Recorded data
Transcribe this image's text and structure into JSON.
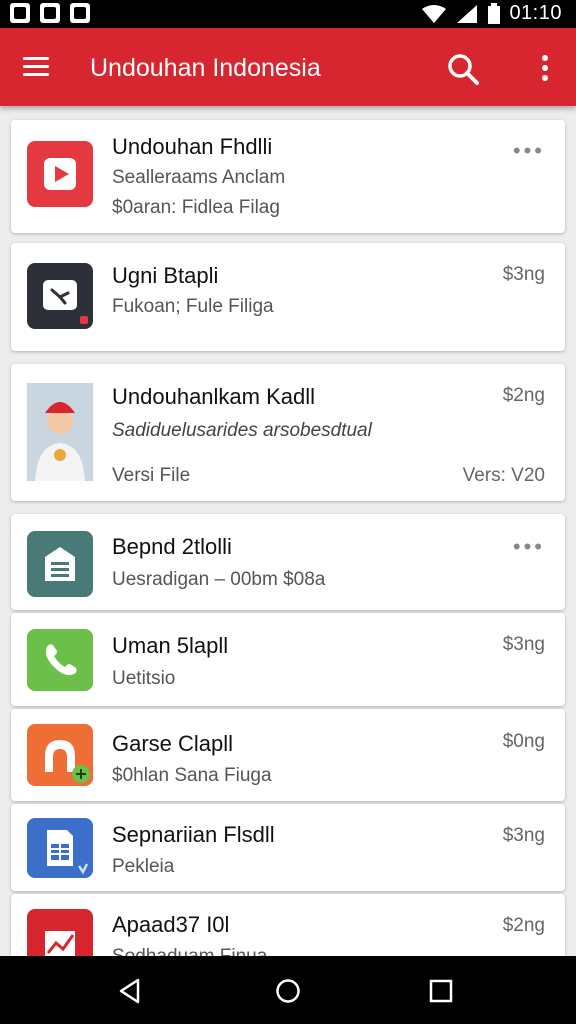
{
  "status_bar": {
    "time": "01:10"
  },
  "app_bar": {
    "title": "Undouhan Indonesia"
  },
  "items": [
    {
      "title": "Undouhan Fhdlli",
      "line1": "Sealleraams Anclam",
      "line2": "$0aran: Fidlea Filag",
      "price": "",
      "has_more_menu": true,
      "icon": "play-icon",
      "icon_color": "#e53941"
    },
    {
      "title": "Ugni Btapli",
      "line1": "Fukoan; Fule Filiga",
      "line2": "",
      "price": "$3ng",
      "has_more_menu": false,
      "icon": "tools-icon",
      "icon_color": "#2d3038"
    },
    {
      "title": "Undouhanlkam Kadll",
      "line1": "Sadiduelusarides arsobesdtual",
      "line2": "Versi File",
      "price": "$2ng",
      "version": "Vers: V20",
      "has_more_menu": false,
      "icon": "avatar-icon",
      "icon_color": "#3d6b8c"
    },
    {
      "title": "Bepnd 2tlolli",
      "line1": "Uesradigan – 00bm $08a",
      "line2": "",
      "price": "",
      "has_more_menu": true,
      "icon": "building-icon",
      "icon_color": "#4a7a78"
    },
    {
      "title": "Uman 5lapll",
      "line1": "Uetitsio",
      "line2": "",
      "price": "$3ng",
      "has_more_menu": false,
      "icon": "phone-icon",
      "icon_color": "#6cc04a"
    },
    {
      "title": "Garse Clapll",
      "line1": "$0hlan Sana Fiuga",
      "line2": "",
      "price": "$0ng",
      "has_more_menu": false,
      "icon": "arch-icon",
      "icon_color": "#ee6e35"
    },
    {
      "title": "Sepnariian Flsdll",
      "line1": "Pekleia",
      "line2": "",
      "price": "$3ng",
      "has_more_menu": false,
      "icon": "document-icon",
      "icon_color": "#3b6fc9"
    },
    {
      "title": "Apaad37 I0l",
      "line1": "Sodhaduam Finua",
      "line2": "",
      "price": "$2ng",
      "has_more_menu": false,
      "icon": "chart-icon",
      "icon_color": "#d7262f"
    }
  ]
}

- [Directions for this task]: Count every line of the material above that holds the string "title", then state only the total.

- [Full response]: 9